DATA FOR THE TASK:
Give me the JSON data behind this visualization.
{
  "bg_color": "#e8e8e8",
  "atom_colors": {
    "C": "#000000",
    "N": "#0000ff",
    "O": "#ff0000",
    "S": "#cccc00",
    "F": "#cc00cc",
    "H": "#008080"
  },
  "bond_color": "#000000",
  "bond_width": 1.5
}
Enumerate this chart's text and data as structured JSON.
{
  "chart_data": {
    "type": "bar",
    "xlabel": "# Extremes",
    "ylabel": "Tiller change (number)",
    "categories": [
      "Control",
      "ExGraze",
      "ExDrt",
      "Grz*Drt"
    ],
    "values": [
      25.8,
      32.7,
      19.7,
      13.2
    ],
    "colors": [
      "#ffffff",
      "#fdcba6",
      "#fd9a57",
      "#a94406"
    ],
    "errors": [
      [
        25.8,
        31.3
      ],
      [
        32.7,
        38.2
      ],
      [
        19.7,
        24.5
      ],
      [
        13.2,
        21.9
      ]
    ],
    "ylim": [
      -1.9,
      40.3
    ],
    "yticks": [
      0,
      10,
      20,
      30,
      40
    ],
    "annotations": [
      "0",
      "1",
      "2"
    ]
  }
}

PROBLEM REQUIREMENTS: Every entry above needs to be quoted exactly.

SOLUTION FOR THIS EXERCISE:
Give me the JSON data behind this visualization.
{
  "bg_color": "#e8e8e8",
  "atom_colors": {
    "C": "#000000",
    "N": "#0000ff",
    "O": "#ff0000",
    "S": "#cccc00",
    "F": "#cc00cc",
    "H": "#008080"
  },
  "bond_color": "#000000",
  "bond_width": 1.5
}
Enumerate this chart's text and data as structured JSON.
{
  "chart_data": {
    "type": "bar",
    "xlabel": "# Extremes",
    "ylabel": "Tiller change (number)",
    "categories": [
      "Control",
      "ExGraze",
      "ExDrt",
      "Grz*Drt"
    ],
    "values": [
      25.8,
      32.7,
      19.7,
      13.2
    ],
    "colors": [
      "#ffffff",
      "#fdcba6",
      "#fd9a57",
      "#a94406"
    ],
    "errors": [
      [
        25.8,
        31.3
      ],
      [
        32.7,
        38.2
      ],
      [
        19.7,
        24.5
      ],
      [
        13.2,
        21.9
      ]
    ],
    "ylim": [
      -1.9,
      40.3
    ],
    "yticks": [
      0,
      10,
      20,
      30,
      40
    ],
    "annotations": [
      "0",
      "1",
      "2"
    ]
  }
}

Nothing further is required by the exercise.